* Begin Provided data *

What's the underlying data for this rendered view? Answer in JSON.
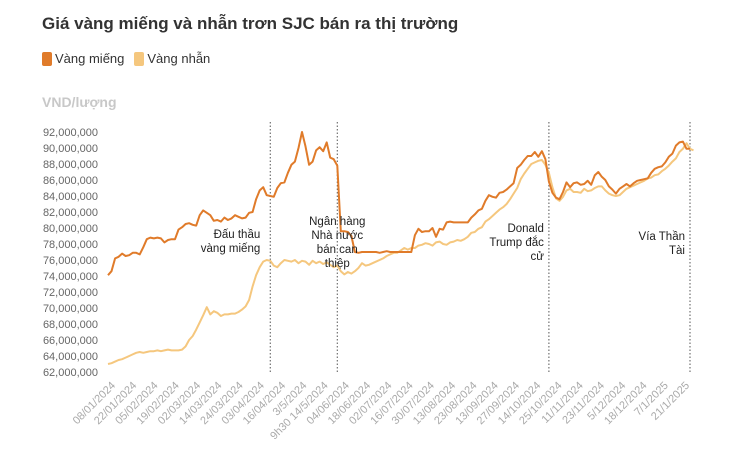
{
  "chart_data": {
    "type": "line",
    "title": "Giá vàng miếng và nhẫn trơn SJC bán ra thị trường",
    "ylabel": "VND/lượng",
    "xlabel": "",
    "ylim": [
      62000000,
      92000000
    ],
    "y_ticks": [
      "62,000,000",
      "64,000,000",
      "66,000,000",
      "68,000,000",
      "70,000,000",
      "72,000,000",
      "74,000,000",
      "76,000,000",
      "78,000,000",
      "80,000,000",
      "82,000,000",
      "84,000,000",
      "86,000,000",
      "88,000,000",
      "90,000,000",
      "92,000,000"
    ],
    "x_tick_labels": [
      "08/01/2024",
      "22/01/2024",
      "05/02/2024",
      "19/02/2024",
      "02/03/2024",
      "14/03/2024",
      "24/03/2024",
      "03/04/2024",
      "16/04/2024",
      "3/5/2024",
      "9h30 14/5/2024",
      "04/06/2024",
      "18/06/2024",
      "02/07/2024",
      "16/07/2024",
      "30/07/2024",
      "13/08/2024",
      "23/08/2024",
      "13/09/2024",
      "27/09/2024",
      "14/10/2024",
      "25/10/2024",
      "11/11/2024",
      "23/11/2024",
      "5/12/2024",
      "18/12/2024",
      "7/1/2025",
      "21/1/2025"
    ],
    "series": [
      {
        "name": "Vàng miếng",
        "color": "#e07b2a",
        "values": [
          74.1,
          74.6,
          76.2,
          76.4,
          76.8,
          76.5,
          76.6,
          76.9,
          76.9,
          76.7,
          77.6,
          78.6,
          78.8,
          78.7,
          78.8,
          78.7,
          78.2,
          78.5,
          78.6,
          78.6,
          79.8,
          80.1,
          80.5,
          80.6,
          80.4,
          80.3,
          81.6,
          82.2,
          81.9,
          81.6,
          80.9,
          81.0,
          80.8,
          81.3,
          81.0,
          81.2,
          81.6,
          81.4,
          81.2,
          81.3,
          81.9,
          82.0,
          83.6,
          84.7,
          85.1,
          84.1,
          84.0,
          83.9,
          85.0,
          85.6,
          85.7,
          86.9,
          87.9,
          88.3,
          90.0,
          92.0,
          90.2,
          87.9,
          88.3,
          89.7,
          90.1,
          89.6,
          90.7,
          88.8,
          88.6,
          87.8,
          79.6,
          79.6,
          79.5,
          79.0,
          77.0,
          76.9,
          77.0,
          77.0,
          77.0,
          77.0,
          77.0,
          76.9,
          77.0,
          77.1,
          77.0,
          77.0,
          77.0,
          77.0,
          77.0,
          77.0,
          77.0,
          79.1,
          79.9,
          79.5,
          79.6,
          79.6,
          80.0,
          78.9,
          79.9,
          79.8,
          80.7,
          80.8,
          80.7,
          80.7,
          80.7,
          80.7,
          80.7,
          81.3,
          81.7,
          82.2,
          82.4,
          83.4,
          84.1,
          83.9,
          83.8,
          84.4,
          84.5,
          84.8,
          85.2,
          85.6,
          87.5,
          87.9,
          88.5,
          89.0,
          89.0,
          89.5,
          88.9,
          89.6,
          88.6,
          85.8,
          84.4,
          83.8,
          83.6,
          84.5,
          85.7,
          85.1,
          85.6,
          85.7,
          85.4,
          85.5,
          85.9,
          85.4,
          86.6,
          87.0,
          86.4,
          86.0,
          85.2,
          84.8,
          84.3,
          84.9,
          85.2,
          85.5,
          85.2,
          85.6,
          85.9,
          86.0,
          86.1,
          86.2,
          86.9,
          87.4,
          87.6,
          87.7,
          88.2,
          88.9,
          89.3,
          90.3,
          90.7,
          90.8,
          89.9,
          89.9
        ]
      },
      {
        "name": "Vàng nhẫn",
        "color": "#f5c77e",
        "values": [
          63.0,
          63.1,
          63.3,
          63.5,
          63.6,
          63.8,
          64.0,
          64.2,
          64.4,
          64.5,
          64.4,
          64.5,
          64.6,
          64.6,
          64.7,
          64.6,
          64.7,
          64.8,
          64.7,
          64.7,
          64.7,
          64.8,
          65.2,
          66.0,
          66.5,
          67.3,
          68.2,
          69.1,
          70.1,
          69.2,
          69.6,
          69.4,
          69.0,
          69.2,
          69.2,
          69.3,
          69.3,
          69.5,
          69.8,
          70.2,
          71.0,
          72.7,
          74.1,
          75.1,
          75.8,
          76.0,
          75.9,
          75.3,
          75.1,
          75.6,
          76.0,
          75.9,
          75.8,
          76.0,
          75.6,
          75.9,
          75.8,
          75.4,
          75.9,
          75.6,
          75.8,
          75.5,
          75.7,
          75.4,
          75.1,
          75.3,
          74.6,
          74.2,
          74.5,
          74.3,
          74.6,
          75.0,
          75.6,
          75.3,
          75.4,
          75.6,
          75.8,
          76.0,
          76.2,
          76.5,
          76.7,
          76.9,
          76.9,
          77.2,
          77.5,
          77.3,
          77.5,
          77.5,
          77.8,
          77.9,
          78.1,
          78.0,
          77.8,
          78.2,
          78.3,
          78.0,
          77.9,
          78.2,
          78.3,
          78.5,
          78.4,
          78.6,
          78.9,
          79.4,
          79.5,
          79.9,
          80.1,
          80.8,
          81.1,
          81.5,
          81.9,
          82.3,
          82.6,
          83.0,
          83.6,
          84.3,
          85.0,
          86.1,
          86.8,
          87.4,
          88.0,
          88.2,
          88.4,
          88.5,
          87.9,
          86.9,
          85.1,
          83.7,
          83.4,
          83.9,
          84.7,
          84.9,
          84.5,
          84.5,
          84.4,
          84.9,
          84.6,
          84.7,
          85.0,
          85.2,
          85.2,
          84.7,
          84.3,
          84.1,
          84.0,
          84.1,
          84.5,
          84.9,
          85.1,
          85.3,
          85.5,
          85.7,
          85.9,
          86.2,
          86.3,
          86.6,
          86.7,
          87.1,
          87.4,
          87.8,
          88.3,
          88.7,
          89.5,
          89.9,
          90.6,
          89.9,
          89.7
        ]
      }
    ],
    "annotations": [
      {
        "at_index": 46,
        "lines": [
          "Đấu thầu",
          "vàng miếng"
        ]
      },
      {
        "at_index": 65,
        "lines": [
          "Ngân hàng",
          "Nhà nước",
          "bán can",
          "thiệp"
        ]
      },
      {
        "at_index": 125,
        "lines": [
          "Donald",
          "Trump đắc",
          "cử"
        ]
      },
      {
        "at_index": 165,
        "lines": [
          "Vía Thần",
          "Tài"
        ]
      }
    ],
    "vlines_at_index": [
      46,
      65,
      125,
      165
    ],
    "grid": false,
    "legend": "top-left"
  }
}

* End Provided data *
* Begin Provided data *

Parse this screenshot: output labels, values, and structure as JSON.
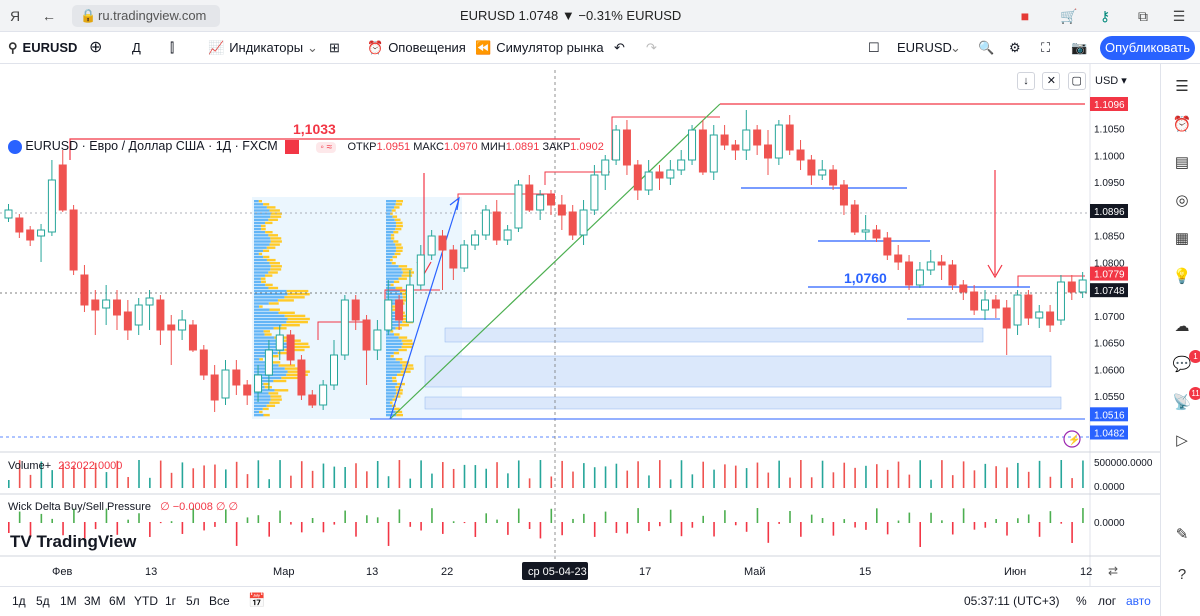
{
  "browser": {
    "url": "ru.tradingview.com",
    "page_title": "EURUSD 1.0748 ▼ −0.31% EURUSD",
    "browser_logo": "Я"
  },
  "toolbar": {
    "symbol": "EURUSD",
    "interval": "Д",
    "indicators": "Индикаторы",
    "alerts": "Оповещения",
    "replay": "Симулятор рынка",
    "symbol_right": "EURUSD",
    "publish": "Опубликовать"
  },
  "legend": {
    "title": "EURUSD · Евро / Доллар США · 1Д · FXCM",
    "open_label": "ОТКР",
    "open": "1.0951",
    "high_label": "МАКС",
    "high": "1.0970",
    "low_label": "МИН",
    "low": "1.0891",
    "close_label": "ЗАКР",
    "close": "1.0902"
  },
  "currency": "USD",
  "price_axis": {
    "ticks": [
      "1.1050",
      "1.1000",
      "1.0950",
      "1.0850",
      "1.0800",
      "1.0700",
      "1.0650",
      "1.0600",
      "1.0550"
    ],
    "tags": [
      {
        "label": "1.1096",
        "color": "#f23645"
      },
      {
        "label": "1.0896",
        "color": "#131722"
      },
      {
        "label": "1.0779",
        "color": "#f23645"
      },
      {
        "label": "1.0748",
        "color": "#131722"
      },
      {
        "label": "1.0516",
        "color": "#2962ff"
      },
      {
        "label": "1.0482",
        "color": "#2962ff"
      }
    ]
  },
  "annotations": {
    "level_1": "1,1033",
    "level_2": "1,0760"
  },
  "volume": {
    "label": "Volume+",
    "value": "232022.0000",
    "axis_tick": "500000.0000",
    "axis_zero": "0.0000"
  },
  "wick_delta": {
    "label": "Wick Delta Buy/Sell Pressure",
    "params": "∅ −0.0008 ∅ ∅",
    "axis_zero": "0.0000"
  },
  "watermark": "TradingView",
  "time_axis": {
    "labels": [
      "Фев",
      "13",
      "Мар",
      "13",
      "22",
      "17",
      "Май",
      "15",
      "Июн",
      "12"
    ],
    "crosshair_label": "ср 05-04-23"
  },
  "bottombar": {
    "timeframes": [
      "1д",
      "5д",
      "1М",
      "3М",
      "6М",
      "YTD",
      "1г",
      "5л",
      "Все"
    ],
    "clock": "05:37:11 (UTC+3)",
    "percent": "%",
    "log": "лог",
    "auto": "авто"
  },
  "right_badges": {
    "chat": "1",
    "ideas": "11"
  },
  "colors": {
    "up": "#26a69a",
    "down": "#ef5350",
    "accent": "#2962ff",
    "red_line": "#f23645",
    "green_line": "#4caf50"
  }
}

* End Provided data *

(What to work on):
Only lines that contain the word "JSON" are wanted; copy each of them.

(Result of this task):
What's the underlying data for this rendered view? Answer in JSON.
Parse this screenshot: output labels, values, and structure as JSON.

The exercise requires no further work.